_WRITTEN TASK_
Tally the lines in the data that follows that include the word "Correlation", and report nothing but the total.

_SUPPLIED RECORDS_
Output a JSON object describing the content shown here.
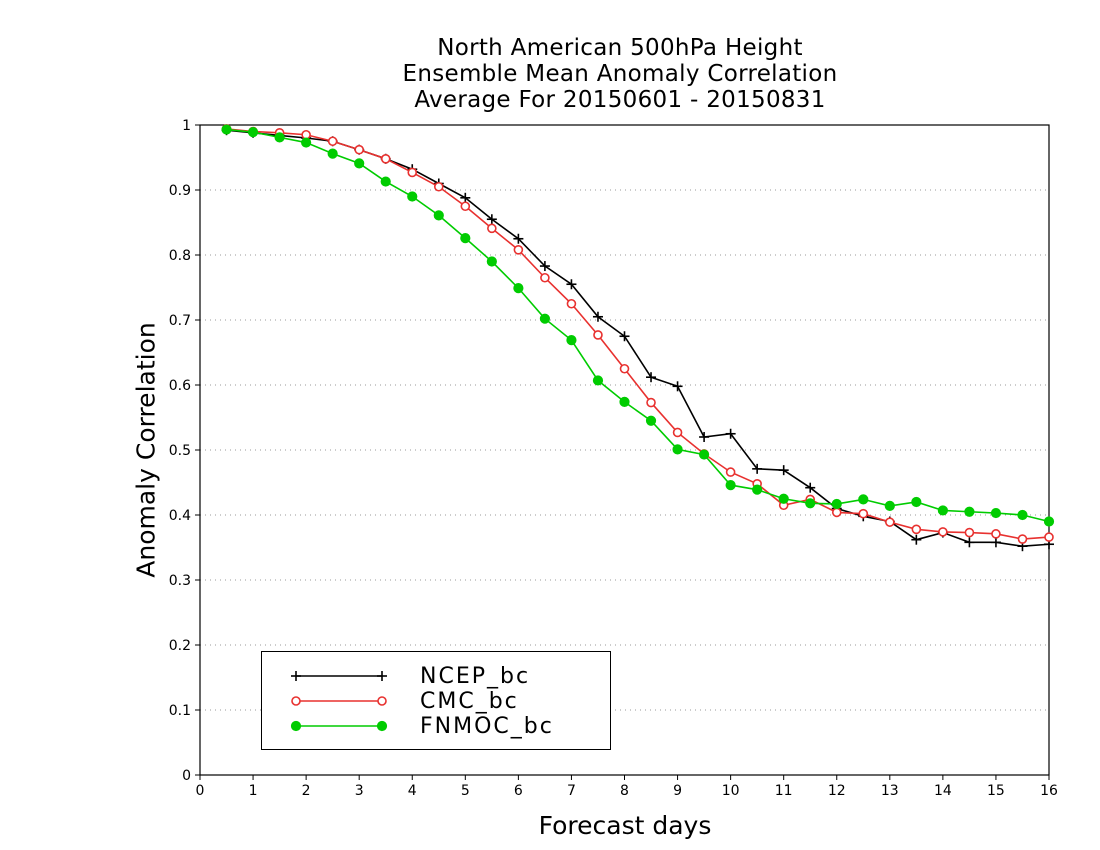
{
  "chart_data": {
    "type": "line",
    "title": [
      "North American 500hPa Height",
      "Ensemble Mean Anomaly Correlation",
      "Average For 20150601 - 20150831"
    ],
    "xlabel": "Forecast days",
    "ylabel": "Anomaly Correlation",
    "xlim": [
      0,
      16
    ],
    "ylim": [
      0,
      1
    ],
    "xticks": [
      "0",
      "1",
      "2",
      "3",
      "4",
      "5",
      "6",
      "7",
      "8",
      "9",
      "10",
      "11",
      "12",
      "13",
      "14",
      "15",
      "16"
    ],
    "yticks": [
      "0",
      "0.1",
      "0.2",
      "0.3",
      "0.4",
      "0.5",
      "0.6",
      "0.7",
      "0.8",
      "0.9",
      "1"
    ],
    "grid": "horizontal dotted",
    "legend_position": "bottom-left",
    "x": [
      0.5,
      1,
      1.5,
      2,
      2.5,
      3,
      3.5,
      4,
      4.5,
      5,
      5.5,
      6,
      6.5,
      7,
      7.5,
      8,
      8.5,
      9,
      9.5,
      10,
      10.5,
      11,
      11.5,
      12,
      12.5,
      13,
      13.5,
      14,
      14.5,
      15,
      15.5,
      16
    ],
    "series": [
      {
        "name": "NCEP_bc",
        "color": "#000000",
        "marker": "plus",
        "values": [
          0.992,
          0.988,
          0.984,
          0.98,
          0.975,
          0.962,
          0.948,
          0.932,
          0.91,
          0.888,
          0.855,
          0.825,
          0.783,
          0.755,
          0.705,
          0.675,
          0.612,
          0.598,
          0.52,
          0.525,
          0.471,
          0.469,
          0.442,
          0.41,
          0.398,
          0.39,
          0.362,
          0.373,
          0.358,
          0.358,
          0.352,
          0.355
        ]
      },
      {
        "name": "CMC_bc",
        "color": "#e8312f",
        "marker": "open-circle",
        "values": [
          0.994,
          0.99,
          0.988,
          0.985,
          0.975,
          0.962,
          0.948,
          0.927,
          0.905,
          0.875,
          0.841,
          0.808,
          0.765,
          0.725,
          0.677,
          0.625,
          0.573,
          0.527,
          0.494,
          0.466,
          0.448,
          0.415,
          0.424,
          0.404,
          0.402,
          0.389,
          0.378,
          0.374,
          0.373,
          0.371,
          0.363,
          0.366
        ]
      },
      {
        "name": "FNMOC_bc",
        "color": "#00cc00",
        "marker": "filled-circle",
        "values": [
          0.993,
          0.989,
          0.981,
          0.973,
          0.956,
          0.941,
          0.913,
          0.89,
          0.861,
          0.826,
          0.79,
          0.749,
          0.702,
          0.669,
          0.607,
          0.574,
          0.545,
          0.501,
          0.493,
          0.446,
          0.439,
          0.425,
          0.418,
          0.417,
          0.424,
          0.414,
          0.42,
          0.407,
          0.405,
          0.403,
          0.4,
          0.39
        ]
      }
    ]
  }
}
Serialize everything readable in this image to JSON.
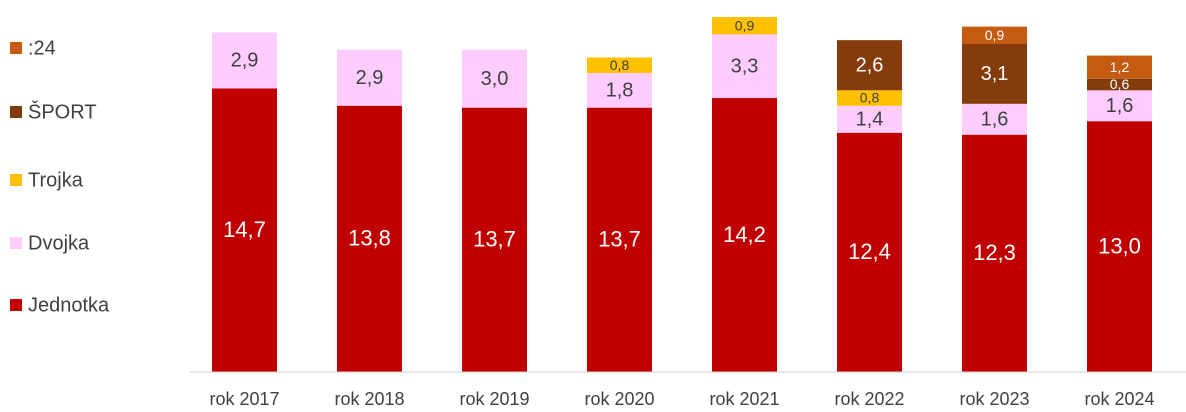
{
  "chart_data": {
    "type": "stacked_bar",
    "categories": [
      "rok 2017",
      "rok 2018",
      "rok 2019",
      "rok 2020",
      "rok 2021",
      "rok 2022",
      "rok 2023",
      "rok 2024"
    ],
    "series": [
      {
        "name": "Jednotka",
        "color": "#c00000",
        "values": [
          14.7,
          13.8,
          13.7,
          13.7,
          14.2,
          12.4,
          12.3,
          13.0
        ],
        "value_labels": [
          "14,7",
          "13,8",
          "13,7",
          "13,7",
          "14,2",
          "12,4",
          "12,3",
          "13,0"
        ]
      },
      {
        "name": "Dvojka",
        "color": "#ffccff",
        "values": [
          2.9,
          2.9,
          3.0,
          1.8,
          3.3,
          1.4,
          1.6,
          1.6
        ],
        "value_labels": [
          "2,9",
          "2,9",
          "3,0",
          "1,8",
          "3,3",
          "1,4",
          "1,6",
          "1,6"
        ]
      },
      {
        "name": "Trojka",
        "color": "#ffc000",
        "values": [
          null,
          null,
          null,
          0.8,
          0.9,
          0.8,
          null,
          null
        ],
        "value_labels": [
          null,
          null,
          null,
          "0,8",
          "0,9",
          "0,8",
          null,
          null
        ]
      },
      {
        "name": "ŠPORT",
        "color": "#843c0c",
        "values": [
          null,
          null,
          null,
          null,
          null,
          2.6,
          3.1,
          0.6
        ],
        "value_labels": [
          null,
          null,
          null,
          null,
          null,
          "2,6",
          "3,1",
          "0,6"
        ]
      },
      {
        "name": ":24",
        "color": "#c55a11",
        "values": [
          null,
          null,
          null,
          null,
          null,
          null,
          0.9,
          1.2
        ],
        "value_labels": [
          null,
          null,
          null,
          null,
          null,
          null,
          "0,9",
          "1,2"
        ]
      }
    ],
    "legend": "left"
  }
}
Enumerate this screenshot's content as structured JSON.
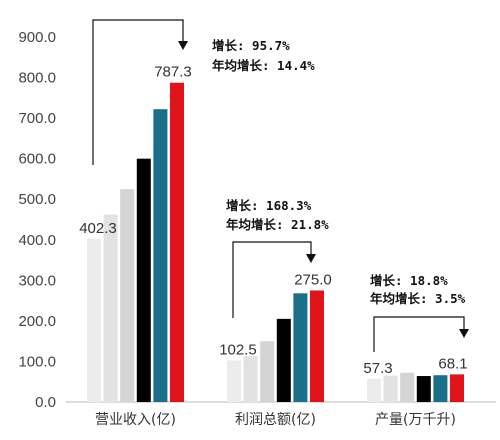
{
  "chart_data": {
    "type": "bar",
    "categories": [
      "营业收入(亿)",
      "利润总额(亿)",
      "产量(万千升)"
    ],
    "series": [
      {
        "values": [
          402.3,
          102.5,
          57.3
        ],
        "color": "#ececec"
      },
      {
        "values": [
          462,
          113,
          65
        ],
        "color": "#e2e2e2"
      },
      {
        "values": [
          525,
          150,
          72
        ],
        "color": "#d4d4d4"
      },
      {
        "values": [
          600,
          205,
          64
        ],
        "color": "#000000"
      },
      {
        "values": [
          722,
          268,
          66
        ],
        "color": "#1a7088"
      },
      {
        "values": [
          787.3,
          275.0,
          68.1
        ],
        "color": "#e0131b"
      }
    ],
    "yticks": [
      "0.0",
      "100.0",
      "200.0",
      "300.0",
      "400.0",
      "500.0",
      "600.0",
      "700.0",
      "800.0",
      "900.0"
    ],
    "ylim": [
      0,
      900
    ],
    "data_labels": [
      {
        "category": 0,
        "first": "402.3",
        "last": "787.3"
      },
      {
        "category": 1,
        "first": "102.5",
        "last": "275.0"
      },
      {
        "category": 2,
        "first": "57.3",
        "last": "68.1"
      }
    ],
    "annotations": [
      {
        "category": 0,
        "line1": "增长: 95.7%",
        "line2": "年均增长: 14.4%"
      },
      {
        "category": 1,
        "line1": "增长: 168.3%",
        "line2": "年均增长: 21.8%"
      },
      {
        "category": 2,
        "line1": "增长: 18.8%",
        "line2": "年均增长: 3.5%"
      }
    ],
    "grid": false,
    "legend": "none"
  }
}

_TASK OUTPUT_
2